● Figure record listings
"""

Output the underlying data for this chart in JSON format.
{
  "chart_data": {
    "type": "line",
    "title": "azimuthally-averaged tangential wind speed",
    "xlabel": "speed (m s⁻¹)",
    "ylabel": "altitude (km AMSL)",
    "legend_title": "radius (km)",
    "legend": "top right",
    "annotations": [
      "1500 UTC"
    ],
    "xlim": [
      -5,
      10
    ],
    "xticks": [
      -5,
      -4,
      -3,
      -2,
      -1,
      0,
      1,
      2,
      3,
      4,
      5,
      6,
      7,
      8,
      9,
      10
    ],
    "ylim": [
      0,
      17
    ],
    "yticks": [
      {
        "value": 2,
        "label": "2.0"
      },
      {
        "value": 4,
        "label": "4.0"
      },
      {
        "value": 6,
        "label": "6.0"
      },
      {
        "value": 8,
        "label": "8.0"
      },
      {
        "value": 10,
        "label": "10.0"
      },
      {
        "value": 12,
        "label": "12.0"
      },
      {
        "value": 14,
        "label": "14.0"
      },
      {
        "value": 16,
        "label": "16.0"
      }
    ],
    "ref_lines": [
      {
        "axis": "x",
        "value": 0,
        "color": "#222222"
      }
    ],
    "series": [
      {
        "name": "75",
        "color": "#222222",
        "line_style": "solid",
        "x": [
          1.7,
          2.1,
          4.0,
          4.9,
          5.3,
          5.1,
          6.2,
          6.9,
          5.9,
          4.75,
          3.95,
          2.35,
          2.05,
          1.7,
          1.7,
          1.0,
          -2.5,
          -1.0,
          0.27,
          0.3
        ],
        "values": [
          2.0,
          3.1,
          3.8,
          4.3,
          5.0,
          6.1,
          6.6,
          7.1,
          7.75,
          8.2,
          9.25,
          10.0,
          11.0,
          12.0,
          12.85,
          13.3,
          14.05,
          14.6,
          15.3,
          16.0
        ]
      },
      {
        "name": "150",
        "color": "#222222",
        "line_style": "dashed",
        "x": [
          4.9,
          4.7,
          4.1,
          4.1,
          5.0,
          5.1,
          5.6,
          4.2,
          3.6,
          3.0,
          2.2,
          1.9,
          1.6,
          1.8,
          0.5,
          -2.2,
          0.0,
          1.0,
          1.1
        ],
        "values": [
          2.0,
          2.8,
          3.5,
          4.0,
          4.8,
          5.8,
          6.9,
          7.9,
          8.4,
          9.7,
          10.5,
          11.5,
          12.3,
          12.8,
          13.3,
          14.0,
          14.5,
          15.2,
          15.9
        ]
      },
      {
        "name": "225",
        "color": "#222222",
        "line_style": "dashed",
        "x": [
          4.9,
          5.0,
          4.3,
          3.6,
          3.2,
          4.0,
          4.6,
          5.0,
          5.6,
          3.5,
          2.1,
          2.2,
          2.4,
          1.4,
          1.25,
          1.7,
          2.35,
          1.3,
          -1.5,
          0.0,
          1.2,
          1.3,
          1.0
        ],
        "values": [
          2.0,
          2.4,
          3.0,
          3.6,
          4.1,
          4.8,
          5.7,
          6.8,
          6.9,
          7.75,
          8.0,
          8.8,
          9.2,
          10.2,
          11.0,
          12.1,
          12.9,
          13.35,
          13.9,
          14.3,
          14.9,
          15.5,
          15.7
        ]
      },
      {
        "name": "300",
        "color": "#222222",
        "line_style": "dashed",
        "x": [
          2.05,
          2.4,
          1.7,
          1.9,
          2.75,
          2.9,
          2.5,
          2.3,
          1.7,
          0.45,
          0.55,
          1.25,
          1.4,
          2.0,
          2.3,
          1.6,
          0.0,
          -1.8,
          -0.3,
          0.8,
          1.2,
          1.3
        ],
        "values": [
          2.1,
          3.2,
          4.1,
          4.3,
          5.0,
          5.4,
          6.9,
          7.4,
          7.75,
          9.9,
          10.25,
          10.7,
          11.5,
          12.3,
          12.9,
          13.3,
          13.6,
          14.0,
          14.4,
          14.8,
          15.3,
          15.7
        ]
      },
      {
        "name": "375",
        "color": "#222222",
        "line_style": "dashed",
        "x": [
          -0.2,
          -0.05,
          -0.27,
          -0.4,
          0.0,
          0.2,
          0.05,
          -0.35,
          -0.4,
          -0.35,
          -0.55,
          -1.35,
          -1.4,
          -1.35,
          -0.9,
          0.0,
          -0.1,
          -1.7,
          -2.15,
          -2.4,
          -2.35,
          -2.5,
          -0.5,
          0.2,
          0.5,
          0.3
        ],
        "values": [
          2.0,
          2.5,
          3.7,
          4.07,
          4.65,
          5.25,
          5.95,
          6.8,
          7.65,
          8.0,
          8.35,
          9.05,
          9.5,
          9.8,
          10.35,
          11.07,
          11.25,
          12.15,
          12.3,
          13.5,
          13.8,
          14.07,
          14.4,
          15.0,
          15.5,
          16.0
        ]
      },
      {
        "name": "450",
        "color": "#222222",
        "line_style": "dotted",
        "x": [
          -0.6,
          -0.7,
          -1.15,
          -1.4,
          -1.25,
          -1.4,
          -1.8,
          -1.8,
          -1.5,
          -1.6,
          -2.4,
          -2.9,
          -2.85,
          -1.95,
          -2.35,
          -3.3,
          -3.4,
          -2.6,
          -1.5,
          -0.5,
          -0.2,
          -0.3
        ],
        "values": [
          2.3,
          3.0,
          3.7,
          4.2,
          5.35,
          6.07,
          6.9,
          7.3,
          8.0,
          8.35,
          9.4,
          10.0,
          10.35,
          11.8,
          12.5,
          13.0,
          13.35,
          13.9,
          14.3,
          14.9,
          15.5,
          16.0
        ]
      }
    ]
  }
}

"""

Every entry must be quoted exactly as it appears above.

Output the underlying data for this chart in JSON format.
{
  "chart_data": {
    "type": "line",
    "title": "azimuthally-averaged tangential wind speed",
    "xlabel": "speed (m s⁻¹)",
    "ylabel": "altitude (km AMSL)",
    "legend_title": "radius (km)",
    "legend": "top right",
    "annotations": [
      "1500 UTC"
    ],
    "xlim": [
      -5,
      10
    ],
    "xticks": [
      -5,
      -4,
      -3,
      -2,
      -1,
      0,
      1,
      2,
      3,
      4,
      5,
      6,
      7,
      8,
      9,
      10
    ],
    "ylim": [
      0,
      17
    ],
    "yticks": [
      {
        "value": 2,
        "label": "2.0"
      },
      {
        "value": 4,
        "label": "4.0"
      },
      {
        "value": 6,
        "label": "6.0"
      },
      {
        "value": 8,
        "label": "8.0"
      },
      {
        "value": 10,
        "label": "10.0"
      },
      {
        "value": 12,
        "label": "12.0"
      },
      {
        "value": 14,
        "label": "14.0"
      },
      {
        "value": 16,
        "label": "16.0"
      }
    ],
    "ref_lines": [
      {
        "axis": "x",
        "value": 0,
        "color": "#222222"
      }
    ],
    "series": [
      {
        "name": "75",
        "color": "#222222",
        "line_style": "solid",
        "x": [
          1.7,
          2.1,
          4.0,
          4.9,
          5.3,
          5.1,
          6.2,
          6.9,
          5.9,
          4.75,
          3.95,
          2.35,
          2.05,
          1.7,
          1.7,
          1.0,
          -2.5,
          -1.0,
          0.27,
          0.3
        ],
        "values": [
          2.0,
          3.1,
          3.8,
          4.3,
          5.0,
          6.1,
          6.6,
          7.1,
          7.75,
          8.2,
          9.25,
          10.0,
          11.0,
          12.0,
          12.85,
          13.3,
          14.05,
          14.6,
          15.3,
          16.0
        ]
      },
      {
        "name": "150",
        "color": "#222222",
        "line_style": "dashed",
        "x": [
          4.9,
          4.7,
          4.1,
          4.1,
          5.0,
          5.1,
          5.6,
          4.2,
          3.6,
          3.0,
          2.2,
          1.9,
          1.6,
          1.8,
          0.5,
          -2.2,
          0.0,
          1.0,
          1.1
        ],
        "values": [
          2.0,
          2.8,
          3.5,
          4.0,
          4.8,
          5.8,
          6.9,
          7.9,
          8.4,
          9.7,
          10.5,
          11.5,
          12.3,
          12.8,
          13.3,
          14.0,
          14.5,
          15.2,
          15.9
        ]
      },
      {
        "name": "225",
        "color": "#222222",
        "line_style": "dashed",
        "x": [
          4.9,
          5.0,
          4.3,
          3.6,
          3.2,
          4.0,
          4.6,
          5.0,
          5.6,
          3.5,
          2.1,
          2.2,
          2.4,
          1.4,
          1.25,
          1.7,
          2.35,
          1.3,
          -1.5,
          0.0,
          1.2,
          1.3,
          1.0
        ],
        "values": [
          2.0,
          2.4,
          3.0,
          3.6,
          4.1,
          4.8,
          5.7,
          6.8,
          6.9,
          7.75,
          8.0,
          8.8,
          9.2,
          10.2,
          11.0,
          12.1,
          12.9,
          13.35,
          13.9,
          14.3,
          14.9,
          15.5,
          15.7
        ]
      },
      {
        "name": "300",
        "color": "#222222",
        "line_style": "dashed",
        "x": [
          2.05,
          2.4,
          1.7,
          1.9,
          2.75,
          2.9,
          2.5,
          2.3,
          1.7,
          0.45,
          0.55,
          1.25,
          1.4,
          2.0,
          2.3,
          1.6,
          0.0,
          -1.8,
          -0.3,
          0.8,
          1.2,
          1.3
        ],
        "values": [
          2.1,
          3.2,
          4.1,
          4.3,
          5.0,
          5.4,
          6.9,
          7.4,
          7.75,
          9.9,
          10.25,
          10.7,
          11.5,
          12.3,
          12.9,
          13.3,
          13.6,
          14.0,
          14.4,
          14.8,
          15.3,
          15.7
        ]
      },
      {
        "name": "375",
        "color": "#222222",
        "line_style": "dashed",
        "x": [
          -0.2,
          -0.05,
          -0.27,
          -0.4,
          0.0,
          0.2,
          0.05,
          -0.35,
          -0.4,
          -0.35,
          -0.55,
          -1.35,
          -1.4,
          -1.35,
          -0.9,
          0.0,
          -0.1,
          -1.7,
          -2.15,
          -2.4,
          -2.35,
          -2.5,
          -0.5,
          0.2,
          0.5,
          0.3
        ],
        "values": [
          2.0,
          2.5,
          3.7,
          4.07,
          4.65,
          5.25,
          5.95,
          6.8,
          7.65,
          8.0,
          8.35,
          9.05,
          9.5,
          9.8,
          10.35,
          11.07,
          11.25,
          12.15,
          12.3,
          13.5,
          13.8,
          14.07,
          14.4,
          15.0,
          15.5,
          16.0
        ]
      },
      {
        "name": "450",
        "color": "#222222",
        "line_style": "dotted",
        "x": [
          -0.6,
          -0.7,
          -1.15,
          -1.4,
          -1.25,
          -1.4,
          -1.8,
          -1.8,
          -1.5,
          -1.6,
          -2.4,
          -2.9,
          -2.85,
          -1.95,
          -2.35,
          -3.3,
          -3.4,
          -2.6,
          -1.5,
          -0.5,
          -0.2,
          -0.3
        ],
        "values": [
          2.3,
          3.0,
          3.7,
          4.2,
          5.35,
          6.07,
          6.9,
          7.3,
          8.0,
          8.35,
          9.4,
          10.0,
          10.35,
          11.8,
          12.5,
          13.0,
          13.35,
          13.9,
          14.3,
          14.9,
          15.5,
          16.0
        ]
      }
    ]
  }
}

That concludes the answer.